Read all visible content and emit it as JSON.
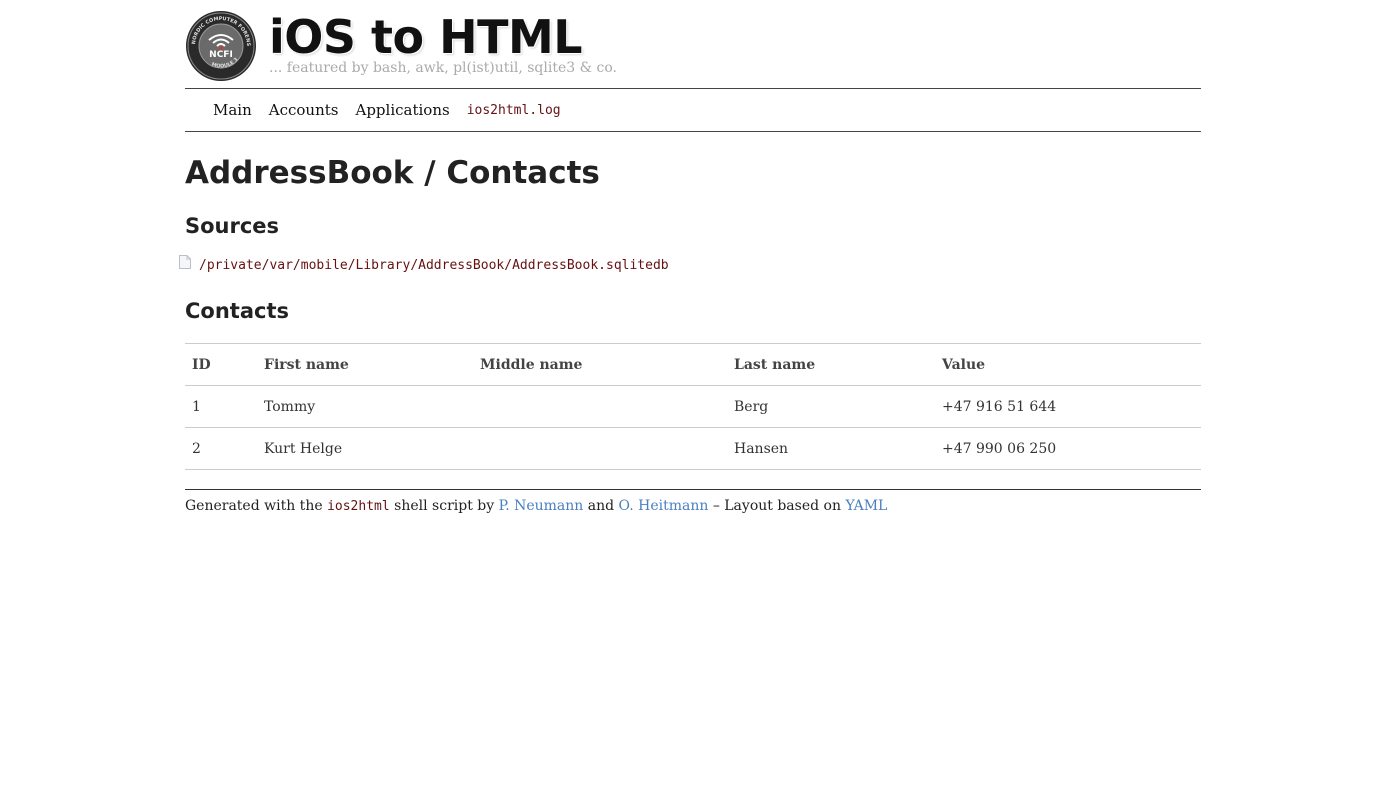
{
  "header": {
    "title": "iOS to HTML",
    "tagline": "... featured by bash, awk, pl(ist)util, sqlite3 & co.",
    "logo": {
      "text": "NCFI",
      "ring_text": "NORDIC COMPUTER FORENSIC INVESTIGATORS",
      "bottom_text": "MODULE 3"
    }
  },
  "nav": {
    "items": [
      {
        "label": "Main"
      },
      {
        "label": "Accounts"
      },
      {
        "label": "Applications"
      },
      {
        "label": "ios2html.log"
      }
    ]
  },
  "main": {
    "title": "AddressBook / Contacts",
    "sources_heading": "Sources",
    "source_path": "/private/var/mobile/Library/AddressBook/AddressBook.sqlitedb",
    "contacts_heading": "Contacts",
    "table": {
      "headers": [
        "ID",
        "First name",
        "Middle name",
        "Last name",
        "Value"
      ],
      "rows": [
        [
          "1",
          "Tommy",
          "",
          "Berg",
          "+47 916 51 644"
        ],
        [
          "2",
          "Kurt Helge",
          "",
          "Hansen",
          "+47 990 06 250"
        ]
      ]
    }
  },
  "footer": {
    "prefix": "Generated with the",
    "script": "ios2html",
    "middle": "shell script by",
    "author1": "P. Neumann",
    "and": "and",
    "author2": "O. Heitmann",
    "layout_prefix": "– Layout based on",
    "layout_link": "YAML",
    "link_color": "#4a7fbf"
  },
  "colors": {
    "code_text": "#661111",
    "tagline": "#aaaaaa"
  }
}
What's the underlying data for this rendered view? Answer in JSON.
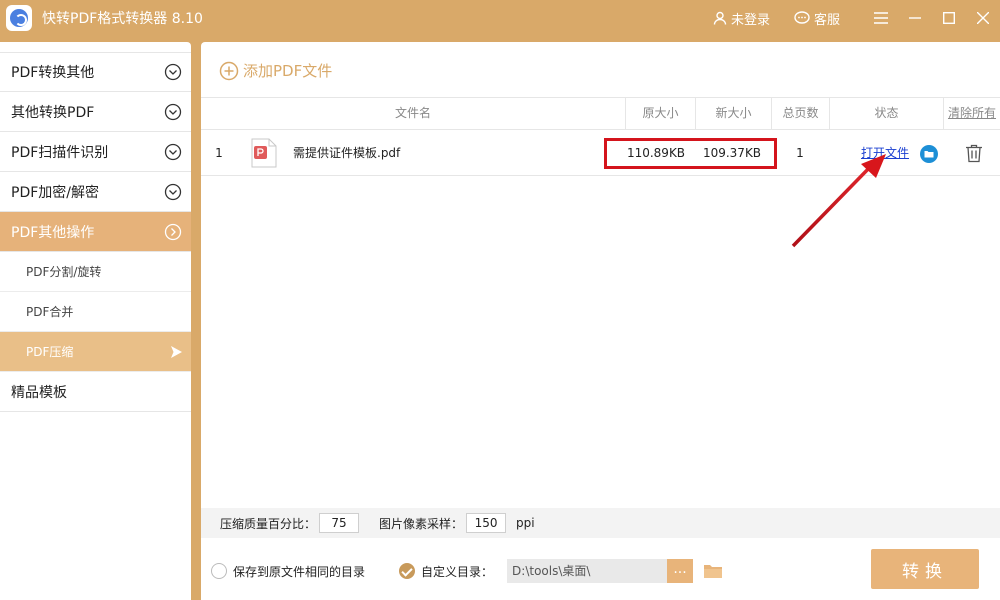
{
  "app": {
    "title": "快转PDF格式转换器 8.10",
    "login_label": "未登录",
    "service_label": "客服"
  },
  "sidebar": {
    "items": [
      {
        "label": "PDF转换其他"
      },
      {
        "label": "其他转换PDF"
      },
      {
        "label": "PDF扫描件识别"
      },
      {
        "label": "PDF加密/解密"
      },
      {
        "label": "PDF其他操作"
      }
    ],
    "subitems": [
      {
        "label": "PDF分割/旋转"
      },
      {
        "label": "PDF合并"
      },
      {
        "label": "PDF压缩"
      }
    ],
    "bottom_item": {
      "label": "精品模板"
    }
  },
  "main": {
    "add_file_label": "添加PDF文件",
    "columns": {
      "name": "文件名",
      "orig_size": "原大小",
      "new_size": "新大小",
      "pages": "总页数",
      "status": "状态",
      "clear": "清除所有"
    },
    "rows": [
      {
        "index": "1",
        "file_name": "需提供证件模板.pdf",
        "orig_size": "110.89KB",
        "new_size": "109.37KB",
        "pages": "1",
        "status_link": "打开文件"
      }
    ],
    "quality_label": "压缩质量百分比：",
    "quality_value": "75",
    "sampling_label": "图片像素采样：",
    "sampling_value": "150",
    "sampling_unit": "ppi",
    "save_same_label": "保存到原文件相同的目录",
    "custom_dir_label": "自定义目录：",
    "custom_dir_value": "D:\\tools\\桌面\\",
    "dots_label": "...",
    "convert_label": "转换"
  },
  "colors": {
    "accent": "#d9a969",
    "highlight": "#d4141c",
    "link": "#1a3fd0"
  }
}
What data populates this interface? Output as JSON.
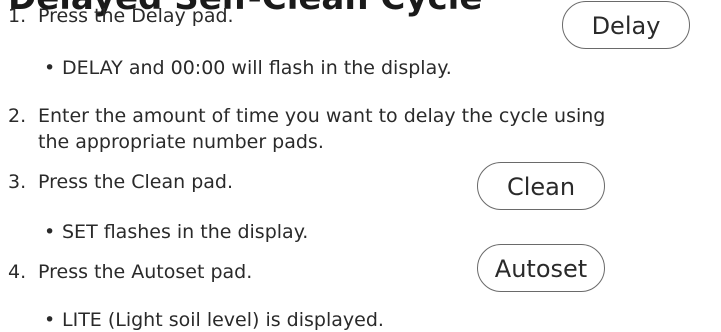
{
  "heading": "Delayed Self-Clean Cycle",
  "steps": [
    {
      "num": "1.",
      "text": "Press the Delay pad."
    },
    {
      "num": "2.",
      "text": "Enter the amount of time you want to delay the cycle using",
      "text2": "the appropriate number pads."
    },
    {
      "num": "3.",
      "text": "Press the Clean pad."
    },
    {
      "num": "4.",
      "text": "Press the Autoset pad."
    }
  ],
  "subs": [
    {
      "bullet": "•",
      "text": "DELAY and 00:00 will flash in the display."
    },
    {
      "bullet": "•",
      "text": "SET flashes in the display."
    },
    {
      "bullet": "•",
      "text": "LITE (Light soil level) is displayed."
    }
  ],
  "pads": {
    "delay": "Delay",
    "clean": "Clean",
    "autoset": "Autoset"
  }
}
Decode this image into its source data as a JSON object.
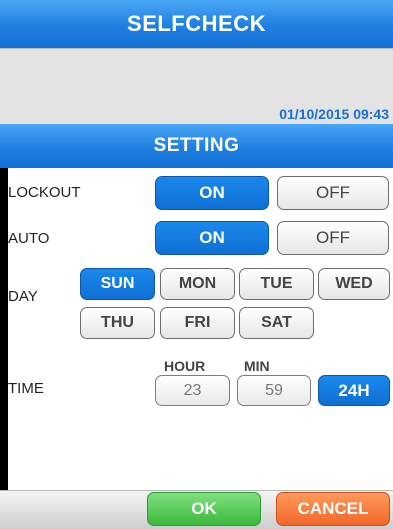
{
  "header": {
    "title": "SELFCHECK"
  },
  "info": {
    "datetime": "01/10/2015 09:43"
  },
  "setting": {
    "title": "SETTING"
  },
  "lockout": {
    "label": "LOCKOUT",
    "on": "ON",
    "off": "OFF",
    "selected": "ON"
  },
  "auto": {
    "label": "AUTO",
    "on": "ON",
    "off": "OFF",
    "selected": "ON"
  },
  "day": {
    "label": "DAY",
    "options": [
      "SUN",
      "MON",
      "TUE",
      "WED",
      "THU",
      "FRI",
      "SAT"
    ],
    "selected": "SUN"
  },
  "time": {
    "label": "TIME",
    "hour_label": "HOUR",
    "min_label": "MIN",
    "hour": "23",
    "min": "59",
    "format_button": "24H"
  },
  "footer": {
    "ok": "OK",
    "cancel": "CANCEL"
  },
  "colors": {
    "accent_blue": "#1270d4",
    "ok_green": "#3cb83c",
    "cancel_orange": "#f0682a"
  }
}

# [WORK INSTRUCTIONS]
Report only the number of lines in the listing that contain the word "What".

# [COMPLETE RESPONSE]
2